_Task instructions_:
Determine how many lines of the entries contain "clase". Reply with that number alone.

------------------------------------------------

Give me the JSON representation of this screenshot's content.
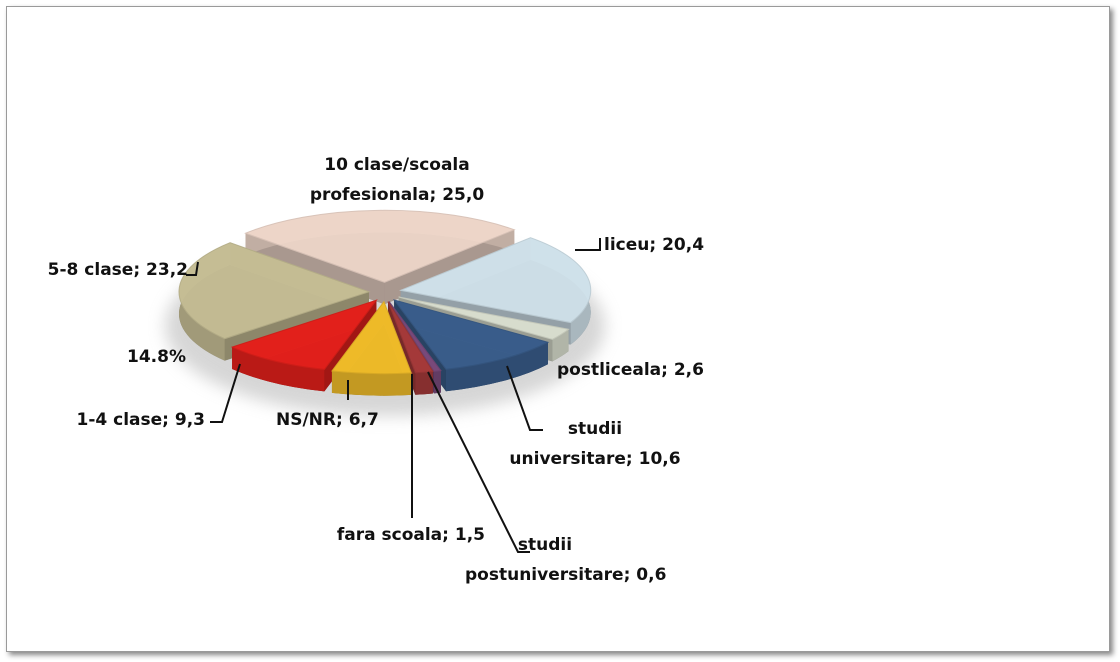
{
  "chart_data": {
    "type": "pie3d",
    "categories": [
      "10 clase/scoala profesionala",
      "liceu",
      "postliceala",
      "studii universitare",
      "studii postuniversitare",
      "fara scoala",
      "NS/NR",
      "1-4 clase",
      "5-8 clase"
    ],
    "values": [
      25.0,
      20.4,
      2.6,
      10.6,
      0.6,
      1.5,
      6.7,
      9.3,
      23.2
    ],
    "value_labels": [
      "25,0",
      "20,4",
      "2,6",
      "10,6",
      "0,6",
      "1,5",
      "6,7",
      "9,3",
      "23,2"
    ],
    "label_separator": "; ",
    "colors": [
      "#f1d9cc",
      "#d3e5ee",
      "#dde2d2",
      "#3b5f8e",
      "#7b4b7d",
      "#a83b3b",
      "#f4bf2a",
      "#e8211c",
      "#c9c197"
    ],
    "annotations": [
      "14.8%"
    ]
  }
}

------------------------------------------------

_Solution to the problem_:
3